» TASK
Exact copies are required of the lines from the line containing "Read out every word on this page." through the final line of the listing, both included, and of no other lines.
____________
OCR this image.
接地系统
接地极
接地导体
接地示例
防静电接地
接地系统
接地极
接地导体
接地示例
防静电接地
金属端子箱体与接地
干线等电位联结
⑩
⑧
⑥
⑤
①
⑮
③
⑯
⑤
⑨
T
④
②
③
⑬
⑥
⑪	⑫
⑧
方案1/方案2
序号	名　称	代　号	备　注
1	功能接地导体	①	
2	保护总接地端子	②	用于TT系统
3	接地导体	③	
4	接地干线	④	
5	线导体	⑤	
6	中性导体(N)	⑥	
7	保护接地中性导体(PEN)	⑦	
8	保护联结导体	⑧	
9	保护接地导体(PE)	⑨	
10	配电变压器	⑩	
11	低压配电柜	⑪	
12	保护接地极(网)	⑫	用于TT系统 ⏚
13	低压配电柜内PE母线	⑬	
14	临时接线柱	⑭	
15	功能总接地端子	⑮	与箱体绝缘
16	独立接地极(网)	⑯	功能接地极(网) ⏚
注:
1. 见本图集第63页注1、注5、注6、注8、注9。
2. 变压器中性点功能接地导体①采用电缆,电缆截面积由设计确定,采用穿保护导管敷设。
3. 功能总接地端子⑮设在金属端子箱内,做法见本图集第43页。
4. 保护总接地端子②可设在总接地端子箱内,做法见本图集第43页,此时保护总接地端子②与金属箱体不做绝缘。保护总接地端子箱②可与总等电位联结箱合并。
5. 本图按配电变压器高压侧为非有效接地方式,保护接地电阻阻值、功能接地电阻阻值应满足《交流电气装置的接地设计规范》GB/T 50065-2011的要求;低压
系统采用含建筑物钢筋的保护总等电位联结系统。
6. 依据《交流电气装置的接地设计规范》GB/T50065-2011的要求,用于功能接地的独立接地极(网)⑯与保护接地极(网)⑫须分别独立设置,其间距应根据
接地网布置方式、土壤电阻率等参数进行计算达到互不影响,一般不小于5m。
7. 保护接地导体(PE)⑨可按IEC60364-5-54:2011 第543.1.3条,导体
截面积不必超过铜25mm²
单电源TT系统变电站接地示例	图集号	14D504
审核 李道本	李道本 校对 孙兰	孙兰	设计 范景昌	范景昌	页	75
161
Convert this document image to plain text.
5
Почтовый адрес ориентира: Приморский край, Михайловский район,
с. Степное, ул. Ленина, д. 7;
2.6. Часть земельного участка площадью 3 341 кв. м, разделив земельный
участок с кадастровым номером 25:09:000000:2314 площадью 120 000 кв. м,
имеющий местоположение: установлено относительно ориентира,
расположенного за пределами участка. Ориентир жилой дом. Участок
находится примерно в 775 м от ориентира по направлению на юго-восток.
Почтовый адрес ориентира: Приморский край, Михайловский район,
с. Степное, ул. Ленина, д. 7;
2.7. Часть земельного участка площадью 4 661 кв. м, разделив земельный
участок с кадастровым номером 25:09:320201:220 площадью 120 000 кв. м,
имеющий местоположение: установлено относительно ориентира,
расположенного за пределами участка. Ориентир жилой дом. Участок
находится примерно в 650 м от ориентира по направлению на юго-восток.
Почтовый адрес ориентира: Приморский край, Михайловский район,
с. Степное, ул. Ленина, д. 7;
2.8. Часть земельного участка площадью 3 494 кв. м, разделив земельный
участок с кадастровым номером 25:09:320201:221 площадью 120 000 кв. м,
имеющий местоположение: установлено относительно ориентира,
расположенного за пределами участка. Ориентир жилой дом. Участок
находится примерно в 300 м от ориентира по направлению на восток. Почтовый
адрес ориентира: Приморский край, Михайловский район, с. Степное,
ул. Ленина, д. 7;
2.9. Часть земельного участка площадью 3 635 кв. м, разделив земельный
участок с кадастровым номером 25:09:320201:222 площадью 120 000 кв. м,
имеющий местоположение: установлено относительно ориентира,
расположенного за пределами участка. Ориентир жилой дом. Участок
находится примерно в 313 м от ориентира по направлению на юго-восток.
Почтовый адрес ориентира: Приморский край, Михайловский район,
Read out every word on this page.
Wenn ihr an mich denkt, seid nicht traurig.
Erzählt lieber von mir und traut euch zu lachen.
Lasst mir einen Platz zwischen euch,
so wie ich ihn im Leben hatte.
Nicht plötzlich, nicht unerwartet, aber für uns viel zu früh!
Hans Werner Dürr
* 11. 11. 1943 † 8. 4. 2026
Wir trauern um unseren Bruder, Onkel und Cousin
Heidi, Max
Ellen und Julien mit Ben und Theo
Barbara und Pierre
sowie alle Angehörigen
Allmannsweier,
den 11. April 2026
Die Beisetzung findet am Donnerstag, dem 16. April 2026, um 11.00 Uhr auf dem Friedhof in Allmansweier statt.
____________
» RESULT OF THIS EXERCISE
Read out every word on this page.
Wenn ihr an mich denkt, seid nicht traurig.
Erzählt lieber von mir und traut euch zu lachen.
Lasst mir einen Platz zwischen euch,
so wie ich ihn im Leben hatte.
Nicht plötzlich, nicht unerwartet, aber für uns viel zu früh!
Hans Werner Dürr
* 11. 11. 1943 † 8. 4. 2026
Wir trauern um unseren Bruder, Onkel und Cousin
Heidi, Max
Ellen und Julien mit Ben und Theo
Barbara und Pierre
sowie alle Angehörigen
Allmannsweier,
den 11. April 2026
Die Beisetzung findet am Donnerstag, dem 16. April 2026, um 11.00 Uhr auf dem Friedhof in Allmansweier statt.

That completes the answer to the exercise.